WHAT THE TASK REQUIRES >> Reading the listing below, count the lines that contain the word "this" and give that count alone.

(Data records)
★ ★ ★

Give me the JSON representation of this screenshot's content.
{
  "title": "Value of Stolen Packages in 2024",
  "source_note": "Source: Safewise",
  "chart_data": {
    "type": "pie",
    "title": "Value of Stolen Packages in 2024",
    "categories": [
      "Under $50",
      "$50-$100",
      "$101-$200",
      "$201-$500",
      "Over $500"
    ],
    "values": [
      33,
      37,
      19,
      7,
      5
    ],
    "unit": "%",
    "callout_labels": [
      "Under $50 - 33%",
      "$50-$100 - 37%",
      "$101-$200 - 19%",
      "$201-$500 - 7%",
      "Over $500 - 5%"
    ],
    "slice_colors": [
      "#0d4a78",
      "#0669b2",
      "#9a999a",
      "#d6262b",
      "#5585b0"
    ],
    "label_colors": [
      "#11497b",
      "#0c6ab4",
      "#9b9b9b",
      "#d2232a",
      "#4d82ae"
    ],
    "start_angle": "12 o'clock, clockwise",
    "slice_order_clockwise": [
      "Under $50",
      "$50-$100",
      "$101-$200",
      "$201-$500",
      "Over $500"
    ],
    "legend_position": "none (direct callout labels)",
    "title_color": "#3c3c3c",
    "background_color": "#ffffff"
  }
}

★ ★ ★

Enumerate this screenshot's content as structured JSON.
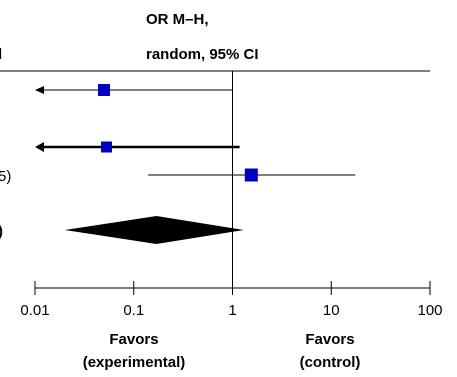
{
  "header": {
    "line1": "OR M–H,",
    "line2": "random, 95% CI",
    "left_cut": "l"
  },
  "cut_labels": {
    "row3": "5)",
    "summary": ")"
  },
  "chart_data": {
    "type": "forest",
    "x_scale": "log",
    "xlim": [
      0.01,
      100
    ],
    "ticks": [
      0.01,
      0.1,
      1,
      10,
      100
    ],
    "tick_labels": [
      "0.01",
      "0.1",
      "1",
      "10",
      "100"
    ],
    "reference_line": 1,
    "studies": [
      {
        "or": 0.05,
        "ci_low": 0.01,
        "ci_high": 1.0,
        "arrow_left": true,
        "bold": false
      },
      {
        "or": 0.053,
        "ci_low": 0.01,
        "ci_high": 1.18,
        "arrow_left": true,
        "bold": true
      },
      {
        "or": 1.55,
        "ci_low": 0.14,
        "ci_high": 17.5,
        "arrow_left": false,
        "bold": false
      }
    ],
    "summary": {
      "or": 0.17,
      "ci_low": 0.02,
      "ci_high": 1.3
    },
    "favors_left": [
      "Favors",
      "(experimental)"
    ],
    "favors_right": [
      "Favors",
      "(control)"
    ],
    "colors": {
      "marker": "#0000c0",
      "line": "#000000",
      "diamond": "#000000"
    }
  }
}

★ ★ ★

RIGHT ANSWER >> 2